>>>>>
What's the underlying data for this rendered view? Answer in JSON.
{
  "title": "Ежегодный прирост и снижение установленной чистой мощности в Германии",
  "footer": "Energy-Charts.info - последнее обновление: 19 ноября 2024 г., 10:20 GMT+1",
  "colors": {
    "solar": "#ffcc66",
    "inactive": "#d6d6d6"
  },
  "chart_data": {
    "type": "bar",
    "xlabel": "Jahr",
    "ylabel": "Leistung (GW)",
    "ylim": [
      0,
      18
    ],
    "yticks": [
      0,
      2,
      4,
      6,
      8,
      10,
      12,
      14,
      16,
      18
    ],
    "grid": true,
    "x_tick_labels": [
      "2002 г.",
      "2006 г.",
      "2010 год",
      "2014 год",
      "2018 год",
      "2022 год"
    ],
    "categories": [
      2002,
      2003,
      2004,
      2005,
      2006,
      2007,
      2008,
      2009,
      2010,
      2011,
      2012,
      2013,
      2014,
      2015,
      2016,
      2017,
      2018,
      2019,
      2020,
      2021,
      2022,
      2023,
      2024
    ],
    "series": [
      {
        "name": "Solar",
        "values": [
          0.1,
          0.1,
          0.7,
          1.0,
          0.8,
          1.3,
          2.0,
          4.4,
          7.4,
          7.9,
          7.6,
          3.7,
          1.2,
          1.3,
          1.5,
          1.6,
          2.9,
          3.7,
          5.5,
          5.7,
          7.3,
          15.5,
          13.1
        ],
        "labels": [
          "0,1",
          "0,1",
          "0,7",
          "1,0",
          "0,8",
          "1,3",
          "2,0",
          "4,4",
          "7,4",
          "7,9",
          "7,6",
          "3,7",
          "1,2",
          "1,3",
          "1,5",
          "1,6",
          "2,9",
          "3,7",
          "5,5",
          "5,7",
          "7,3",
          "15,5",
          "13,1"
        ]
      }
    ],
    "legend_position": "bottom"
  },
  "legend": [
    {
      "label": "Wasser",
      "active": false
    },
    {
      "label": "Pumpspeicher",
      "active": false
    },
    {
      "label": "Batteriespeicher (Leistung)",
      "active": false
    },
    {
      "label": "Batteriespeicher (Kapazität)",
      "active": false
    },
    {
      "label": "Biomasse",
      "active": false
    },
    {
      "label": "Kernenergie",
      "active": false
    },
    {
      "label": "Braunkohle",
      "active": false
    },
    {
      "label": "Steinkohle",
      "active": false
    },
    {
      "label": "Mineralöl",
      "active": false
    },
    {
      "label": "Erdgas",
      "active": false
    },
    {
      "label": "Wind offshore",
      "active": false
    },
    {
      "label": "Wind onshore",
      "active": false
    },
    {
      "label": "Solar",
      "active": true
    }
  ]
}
<<<<<
### WRITTEN TASK:
Hand back the material above in full, exactly as written.

### WORKED ANSWER:
What's the underlying data for this rendered view? Answer in JSON.
{
  "title": "Ежегодный прирост и снижение установленной чистой мощности в Германии",
  "footer": "Energy-Charts.info - последнее обновление: 19 ноября 2024 г., 10:20 GMT+1",
  "colors": {
    "solar": "#ffcc66",
    "inactive": "#d6d6d6"
  },
  "chart_data": {
    "type": "bar",
    "xlabel": "Jahr",
    "ylabel": "Leistung (GW)",
    "ylim": [
      0,
      18
    ],
    "yticks": [
      0,
      2,
      4,
      6,
      8,
      10,
      12,
      14,
      16,
      18
    ],
    "grid": true,
    "x_tick_labels": [
      "2002 г.",
      "2006 г.",
      "2010 год",
      "2014 год",
      "2018 год",
      "2022 год"
    ],
    "categories": [
      2002,
      2003,
      2004,
      2005,
      2006,
      2007,
      2008,
      2009,
      2010,
      2011,
      2012,
      2013,
      2014,
      2015,
      2016,
      2017,
      2018,
      2019,
      2020,
      2021,
      2022,
      2023,
      2024
    ],
    "series": [
      {
        "name": "Solar",
        "values": [
          0.1,
          0.1,
          0.7,
          1.0,
          0.8,
          1.3,
          2.0,
          4.4,
          7.4,
          7.9,
          7.6,
          3.7,
          1.2,
          1.3,
          1.5,
          1.6,
          2.9,
          3.7,
          5.5,
          5.7,
          7.3,
          15.5,
          13.1
        ],
        "labels": [
          "0,1",
          "0,1",
          "0,7",
          "1,0",
          "0,8",
          "1,3",
          "2,0",
          "4,4",
          "7,4",
          "7,9",
          "7,6",
          "3,7",
          "1,2",
          "1,3",
          "1,5",
          "1,6",
          "2,9",
          "3,7",
          "5,5",
          "5,7",
          "7,3",
          "15,5",
          "13,1"
        ]
      }
    ],
    "legend_position": "bottom"
  },
  "legend": [
    {
      "label": "Wasser",
      "active": false
    },
    {
      "label": "Pumpspeicher",
      "active": false
    },
    {
      "label": "Batteriespeicher (Leistung)",
      "active": false
    },
    {
      "label": "Batteriespeicher (Kapazität)",
      "active": false
    },
    {
      "label": "Biomasse",
      "active": false
    },
    {
      "label": "Kernenergie",
      "active": false
    },
    {
      "label": "Braunkohle",
      "active": false
    },
    {
      "label": "Steinkohle",
      "active": false
    },
    {
      "label": "Mineralöl",
      "active": false
    },
    {
      "label": "Erdgas",
      "active": false
    },
    {
      "label": "Wind offshore",
      "active": false
    },
    {
      "label": "Wind onshore",
      "active": false
    },
    {
      "label": "Solar",
      "active": true
    }
  ]
}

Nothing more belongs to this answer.